■ INPUT MATERIAL:

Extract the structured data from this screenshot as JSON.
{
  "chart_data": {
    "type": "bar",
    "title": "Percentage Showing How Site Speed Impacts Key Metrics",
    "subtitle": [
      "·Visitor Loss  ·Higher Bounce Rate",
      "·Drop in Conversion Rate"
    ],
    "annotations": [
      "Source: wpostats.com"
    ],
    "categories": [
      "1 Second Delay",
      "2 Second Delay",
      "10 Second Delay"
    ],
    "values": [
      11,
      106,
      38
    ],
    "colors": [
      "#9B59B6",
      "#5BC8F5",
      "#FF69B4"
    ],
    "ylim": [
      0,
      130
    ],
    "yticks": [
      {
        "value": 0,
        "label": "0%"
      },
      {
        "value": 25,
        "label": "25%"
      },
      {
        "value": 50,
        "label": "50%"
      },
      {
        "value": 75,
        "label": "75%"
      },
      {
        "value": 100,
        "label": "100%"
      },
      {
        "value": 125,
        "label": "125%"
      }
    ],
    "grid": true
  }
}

* * *

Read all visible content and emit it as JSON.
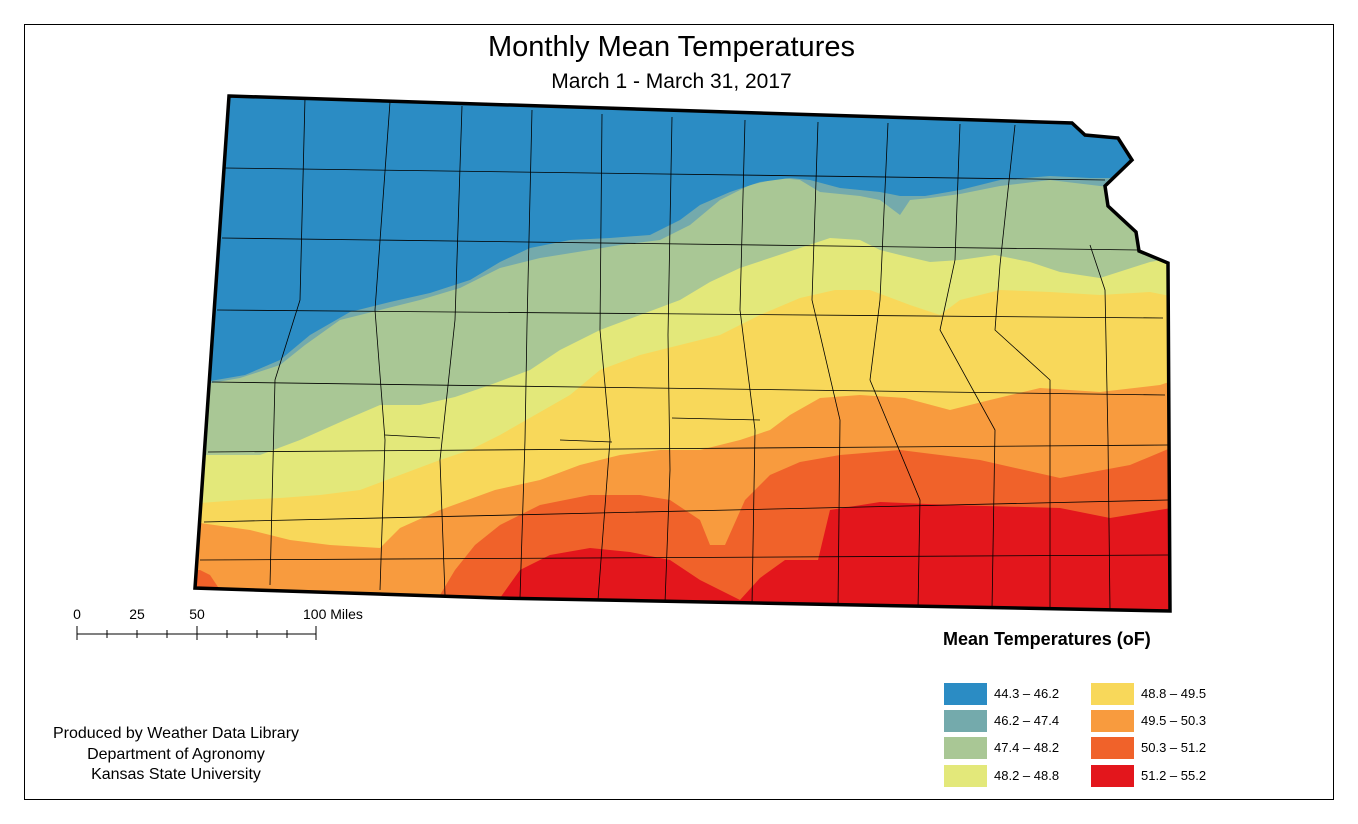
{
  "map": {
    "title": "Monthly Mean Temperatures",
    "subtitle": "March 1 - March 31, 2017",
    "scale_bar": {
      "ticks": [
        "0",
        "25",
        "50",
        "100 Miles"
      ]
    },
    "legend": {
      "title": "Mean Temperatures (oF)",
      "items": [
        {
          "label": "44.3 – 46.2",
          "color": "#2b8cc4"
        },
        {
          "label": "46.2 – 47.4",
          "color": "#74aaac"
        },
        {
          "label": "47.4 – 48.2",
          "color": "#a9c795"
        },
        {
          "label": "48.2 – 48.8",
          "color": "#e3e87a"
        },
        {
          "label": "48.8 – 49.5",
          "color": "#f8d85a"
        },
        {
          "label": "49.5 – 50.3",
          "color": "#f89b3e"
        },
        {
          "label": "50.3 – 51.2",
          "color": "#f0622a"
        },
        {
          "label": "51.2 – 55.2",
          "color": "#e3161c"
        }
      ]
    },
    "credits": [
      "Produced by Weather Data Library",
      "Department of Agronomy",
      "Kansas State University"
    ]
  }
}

* * *

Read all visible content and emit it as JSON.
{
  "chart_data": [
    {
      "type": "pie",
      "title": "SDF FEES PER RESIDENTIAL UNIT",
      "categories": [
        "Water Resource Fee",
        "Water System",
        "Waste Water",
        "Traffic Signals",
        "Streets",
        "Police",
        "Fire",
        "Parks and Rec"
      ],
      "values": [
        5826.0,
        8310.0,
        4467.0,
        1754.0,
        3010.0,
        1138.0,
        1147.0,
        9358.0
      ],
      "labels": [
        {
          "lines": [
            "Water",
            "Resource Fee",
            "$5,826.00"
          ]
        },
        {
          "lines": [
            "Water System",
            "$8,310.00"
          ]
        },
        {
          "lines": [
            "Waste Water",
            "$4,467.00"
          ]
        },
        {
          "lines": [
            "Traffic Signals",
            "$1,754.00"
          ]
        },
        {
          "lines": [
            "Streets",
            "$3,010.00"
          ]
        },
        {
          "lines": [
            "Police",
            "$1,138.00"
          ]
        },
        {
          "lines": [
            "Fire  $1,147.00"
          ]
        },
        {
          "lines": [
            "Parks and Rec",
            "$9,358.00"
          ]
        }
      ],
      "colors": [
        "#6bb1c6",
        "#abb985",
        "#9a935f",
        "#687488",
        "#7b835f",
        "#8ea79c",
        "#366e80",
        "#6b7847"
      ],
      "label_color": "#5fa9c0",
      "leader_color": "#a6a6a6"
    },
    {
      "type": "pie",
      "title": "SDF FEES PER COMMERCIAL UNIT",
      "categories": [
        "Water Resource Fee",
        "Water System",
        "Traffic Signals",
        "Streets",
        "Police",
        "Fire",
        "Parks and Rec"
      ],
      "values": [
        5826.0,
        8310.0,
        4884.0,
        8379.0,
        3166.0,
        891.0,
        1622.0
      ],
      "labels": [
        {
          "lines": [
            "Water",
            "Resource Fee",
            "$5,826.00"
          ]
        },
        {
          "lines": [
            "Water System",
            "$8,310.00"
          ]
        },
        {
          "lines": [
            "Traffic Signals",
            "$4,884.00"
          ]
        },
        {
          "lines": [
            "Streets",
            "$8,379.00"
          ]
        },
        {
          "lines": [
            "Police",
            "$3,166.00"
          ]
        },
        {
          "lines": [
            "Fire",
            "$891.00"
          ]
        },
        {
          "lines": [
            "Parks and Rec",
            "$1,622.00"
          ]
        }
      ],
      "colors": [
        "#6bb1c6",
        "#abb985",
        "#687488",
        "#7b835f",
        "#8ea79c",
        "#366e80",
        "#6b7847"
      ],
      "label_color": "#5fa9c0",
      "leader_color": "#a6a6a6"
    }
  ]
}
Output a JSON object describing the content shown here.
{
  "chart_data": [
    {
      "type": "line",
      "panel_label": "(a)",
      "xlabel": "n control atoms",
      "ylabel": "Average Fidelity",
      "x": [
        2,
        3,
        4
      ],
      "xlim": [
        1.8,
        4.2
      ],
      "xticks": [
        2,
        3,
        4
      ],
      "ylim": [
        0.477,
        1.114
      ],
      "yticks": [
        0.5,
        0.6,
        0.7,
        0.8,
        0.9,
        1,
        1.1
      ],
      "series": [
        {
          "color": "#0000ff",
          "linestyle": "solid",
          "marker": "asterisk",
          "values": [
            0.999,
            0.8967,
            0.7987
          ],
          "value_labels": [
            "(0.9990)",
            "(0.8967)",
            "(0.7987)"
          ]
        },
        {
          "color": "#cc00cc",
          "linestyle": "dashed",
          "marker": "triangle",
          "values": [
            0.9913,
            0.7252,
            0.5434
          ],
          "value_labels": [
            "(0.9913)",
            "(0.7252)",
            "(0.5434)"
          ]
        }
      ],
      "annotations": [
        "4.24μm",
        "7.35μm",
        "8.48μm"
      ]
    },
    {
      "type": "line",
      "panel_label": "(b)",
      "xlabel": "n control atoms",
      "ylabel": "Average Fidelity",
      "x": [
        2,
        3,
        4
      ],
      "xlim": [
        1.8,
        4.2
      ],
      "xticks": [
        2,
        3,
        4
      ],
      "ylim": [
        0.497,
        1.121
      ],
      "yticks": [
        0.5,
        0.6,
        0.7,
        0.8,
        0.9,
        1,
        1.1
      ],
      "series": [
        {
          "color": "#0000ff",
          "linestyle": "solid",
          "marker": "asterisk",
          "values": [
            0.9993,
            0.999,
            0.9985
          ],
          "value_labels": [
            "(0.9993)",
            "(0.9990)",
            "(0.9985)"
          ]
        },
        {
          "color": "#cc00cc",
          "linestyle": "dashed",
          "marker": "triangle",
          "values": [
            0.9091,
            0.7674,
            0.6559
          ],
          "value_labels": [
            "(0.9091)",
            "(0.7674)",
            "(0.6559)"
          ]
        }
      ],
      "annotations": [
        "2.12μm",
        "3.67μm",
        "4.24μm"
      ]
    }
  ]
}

■ AIM:
Pick out the lines above that hold the string "FEES" and show them.

■ RESPONSE TO THE EXERCISE:
      "title": "SDF FEES PER RESIDENTIAL UNIT",
      "title": "SDF FEES PER COMMERCIAL UNIT",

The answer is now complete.